- _INSTRUCTIONS TO FOLLOW_:
Would you transcribe all of the data exactly, down to the last character?

- _DATA SECTION_:
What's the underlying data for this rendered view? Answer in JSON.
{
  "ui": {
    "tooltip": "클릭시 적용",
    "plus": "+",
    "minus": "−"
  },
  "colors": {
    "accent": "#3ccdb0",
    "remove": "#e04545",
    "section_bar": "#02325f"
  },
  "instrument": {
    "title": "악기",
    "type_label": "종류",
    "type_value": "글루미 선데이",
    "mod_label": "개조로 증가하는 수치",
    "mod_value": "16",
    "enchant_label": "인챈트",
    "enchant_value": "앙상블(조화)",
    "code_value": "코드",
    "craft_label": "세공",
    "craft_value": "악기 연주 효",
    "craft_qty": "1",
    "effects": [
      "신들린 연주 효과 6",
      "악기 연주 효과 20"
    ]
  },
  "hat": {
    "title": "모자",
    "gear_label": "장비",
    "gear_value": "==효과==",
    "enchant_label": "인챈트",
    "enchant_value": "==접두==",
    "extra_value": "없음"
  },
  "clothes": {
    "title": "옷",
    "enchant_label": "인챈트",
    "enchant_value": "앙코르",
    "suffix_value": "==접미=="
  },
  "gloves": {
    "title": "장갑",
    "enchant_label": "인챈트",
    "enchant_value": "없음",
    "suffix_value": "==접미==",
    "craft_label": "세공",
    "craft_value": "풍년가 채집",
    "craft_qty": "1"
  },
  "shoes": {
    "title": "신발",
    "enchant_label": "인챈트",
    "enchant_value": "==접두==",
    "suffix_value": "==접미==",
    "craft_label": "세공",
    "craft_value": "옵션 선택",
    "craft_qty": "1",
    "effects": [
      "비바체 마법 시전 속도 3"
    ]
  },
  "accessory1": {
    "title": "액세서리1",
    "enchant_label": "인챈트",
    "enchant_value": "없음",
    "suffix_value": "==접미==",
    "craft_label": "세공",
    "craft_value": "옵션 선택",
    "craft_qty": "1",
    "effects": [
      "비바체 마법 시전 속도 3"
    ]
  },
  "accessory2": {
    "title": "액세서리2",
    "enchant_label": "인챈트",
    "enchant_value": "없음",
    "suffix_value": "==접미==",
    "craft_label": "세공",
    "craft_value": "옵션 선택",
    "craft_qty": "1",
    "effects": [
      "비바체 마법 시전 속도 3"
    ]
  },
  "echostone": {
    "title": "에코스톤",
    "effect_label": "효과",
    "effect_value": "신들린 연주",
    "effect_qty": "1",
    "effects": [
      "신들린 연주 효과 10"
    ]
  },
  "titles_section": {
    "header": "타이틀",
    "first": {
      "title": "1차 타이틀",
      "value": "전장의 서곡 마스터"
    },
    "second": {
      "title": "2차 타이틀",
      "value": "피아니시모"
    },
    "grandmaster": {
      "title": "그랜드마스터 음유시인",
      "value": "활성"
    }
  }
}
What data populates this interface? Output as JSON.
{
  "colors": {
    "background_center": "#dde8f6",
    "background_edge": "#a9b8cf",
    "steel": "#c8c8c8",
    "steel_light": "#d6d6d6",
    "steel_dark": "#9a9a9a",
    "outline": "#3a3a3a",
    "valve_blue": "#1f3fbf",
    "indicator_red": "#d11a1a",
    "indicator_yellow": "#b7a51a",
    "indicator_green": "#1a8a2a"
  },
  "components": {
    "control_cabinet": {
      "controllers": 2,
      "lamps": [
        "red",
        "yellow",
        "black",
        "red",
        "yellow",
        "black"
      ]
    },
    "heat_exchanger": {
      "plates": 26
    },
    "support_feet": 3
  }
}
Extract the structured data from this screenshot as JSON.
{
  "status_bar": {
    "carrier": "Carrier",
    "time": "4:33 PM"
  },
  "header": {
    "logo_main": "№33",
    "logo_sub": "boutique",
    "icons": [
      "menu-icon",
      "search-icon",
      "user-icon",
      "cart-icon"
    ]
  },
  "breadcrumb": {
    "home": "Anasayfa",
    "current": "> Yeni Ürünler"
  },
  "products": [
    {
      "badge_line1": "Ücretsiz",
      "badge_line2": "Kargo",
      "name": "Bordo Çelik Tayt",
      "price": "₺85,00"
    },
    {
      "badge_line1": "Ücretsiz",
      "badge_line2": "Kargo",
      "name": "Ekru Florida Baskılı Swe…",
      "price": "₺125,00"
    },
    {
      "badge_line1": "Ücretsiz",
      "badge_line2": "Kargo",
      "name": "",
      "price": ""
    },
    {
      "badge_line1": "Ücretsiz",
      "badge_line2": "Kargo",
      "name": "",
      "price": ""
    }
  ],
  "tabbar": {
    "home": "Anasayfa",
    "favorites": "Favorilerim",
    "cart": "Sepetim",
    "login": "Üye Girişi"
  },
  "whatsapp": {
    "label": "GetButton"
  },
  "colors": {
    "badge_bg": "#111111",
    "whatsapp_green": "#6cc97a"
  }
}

- _CORRECT RESPONSE_:
What's the underlying data for this rendered view? Answer in JSON.
{
  "ui": {
    "tooltip": "클릭시 적용",
    "plus": "+",
    "minus": "−"
  },
  "colors": {
    "accent": "#3ccdb0",
    "remove": "#e04545",
    "section_bar": "#02325f"
  },
  "instrument": {
    "title": "악기",
    "type_label": "종류",
    "type_value": "글루미 선데이",
    "mod_label": "개조로 증가하는 수치",
    "mod_value": "16",
    "enchant_label": "인챈트",
    "enchant_value": "앙상블(조화)",
    "code_value": "코드",
    "craft_label": "세공",
    "craft_value": "악기 연주 효",
    "craft_qty": "1",
    "effects": [
      "신들린 연주 효과 6",
      "악기 연주 효과 20"
    ]
  },
  "hat": {
    "title": "모자",
    "gear_label": "장비",
    "gear_value": "==효과==",
    "enchant_label": "인챈트",
    "enchant_value": "==접두==",
    "extra_value": "없음"
  },
  "clothes": {
    "title": "옷",
    "enchant_label": "인챈트",
    "enchant_value": "앙코르",
    "suffix_value": "==접미=="
  },
  "gloves": {
    "title": "장갑",
    "enchant_label": "인챈트",
    "enchant_value": "없음",
    "suffix_value": "==접미==",
    "craft_label": "세공",
    "craft_value": "풍년가 채집",
    "craft_qty": "1"
  },
  "shoes": {
    "title": "신발",
    "enchant_label": "인챈트",
    "enchant_value": "==접두==",
    "suffix_value": "==접미==",
    "craft_label": "세공",
    "craft_value": "옵션 선택",
    "craft_qty": "1",
    "effects": [
      "비바체 마법 시전 속도 3"
    ]
  },
  "accessory1": {
    "title": "액세서리1",
    "enchant_label": "인챈트",
    "enchant_value": "없음",
    "suffix_value": "==접미==",
    "craft_label": "세공",
    "craft_value": "옵션 선택",
    "craft_qty": "1",
    "effects": [
      "비바체 마법 시전 속도 3"
    ]
  },
  "accessory2": {
    "title": "액세서리2",
    "enchant_label": "인챈트",
    "enchant_value": "없음",
    "suffix_value": "==접미==",
    "craft_label": "세공",
    "craft_value": "옵션 선택",
    "craft_qty": "1",
    "effects": [
      "비바체 마법 시전 속도 3"
    ]
  },
  "echostone": {
    "title": "에코스톤",
    "effect_label": "효과",
    "effect_value": "신들린 연주",
    "effect_qty": "1",
    "effects": [
      "신들린 연주 효과 10"
    ]
  },
  "titles_section": {
    "header": "타이틀",
    "first": {
      "title": "1차 타이틀",
      "value": "전장의 서곡 마스터"
    },
    "second": {
      "title": "2차 타이틀",
      "value": "피아니시모"
    },
    "grandmaster": {
      "title": "그랜드마스터 음유시인",
      "value": "활성"
    }
  }
}
What data populates this interface? Output as JSON.
{
  "colors": {
    "background_center": "#dde8f6",
    "background_edge": "#a9b8cf",
    "steel": "#c8c8c8",
    "steel_light": "#d6d6d6",
    "steel_dark": "#9a9a9a",
    "outline": "#3a3a3a",
    "valve_blue": "#1f3fbf",
    "indicator_red": "#d11a1a",
    "indicator_yellow": "#b7a51a",
    "indicator_green": "#1a8a2a"
  },
  "components": {
    "control_cabinet": {
      "controllers": 2,
      "lamps": [
        "red",
        "yellow",
        "black",
        "red",
        "yellow",
        "black"
      ]
    },
    "heat_exchanger": {
      "plates": 26
    },
    "support_feet": 3
  }
}
Extract the structured data from this screenshot as JSON.
{
  "status_bar": {
    "carrier": "Carrier",
    "time": "4:33 PM"
  },
  "header": {
    "logo_main": "№33",
    "logo_sub": "boutique",
    "icons": [
      "menu-icon",
      "search-icon",
      "user-icon",
      "cart-icon"
    ]
  },
  "breadcrumb": {
    "home": "Anasayfa",
    "current": "> Yeni Ürünler"
  },
  "products": [
    {
      "badge_line1": "Ücretsiz",
      "badge_line2": "Kargo",
      "name": "Bordo Çelik Tayt",
      "price": "₺85,00"
    },
    {
      "badge_line1": "Ücretsiz",
      "badge_line2": "Kargo",
      "name": "Ekru Florida Baskılı Swe…",
      "price": "₺125,00"
    },
    {
      "badge_line1": "Ücretsiz",
      "badge_line2": "Kargo",
      "name": "",
      "price": ""
    },
    {
      "badge_line1": "Ücretsiz",
      "badge_line2": "Kargo",
      "name": "",
      "price": ""
    }
  ],
  "tabbar": {
    "home": "Anasayfa",
    "favorites": "Favorilerim",
    "cart": "Sepetim",
    "login": "Üye Girişi"
  },
  "whatsapp": {
    "label": "GetButton"
  },
  "colors": {
    "badge_bg": "#111111",
    "whatsapp_green": "#6cc97a"
  }
}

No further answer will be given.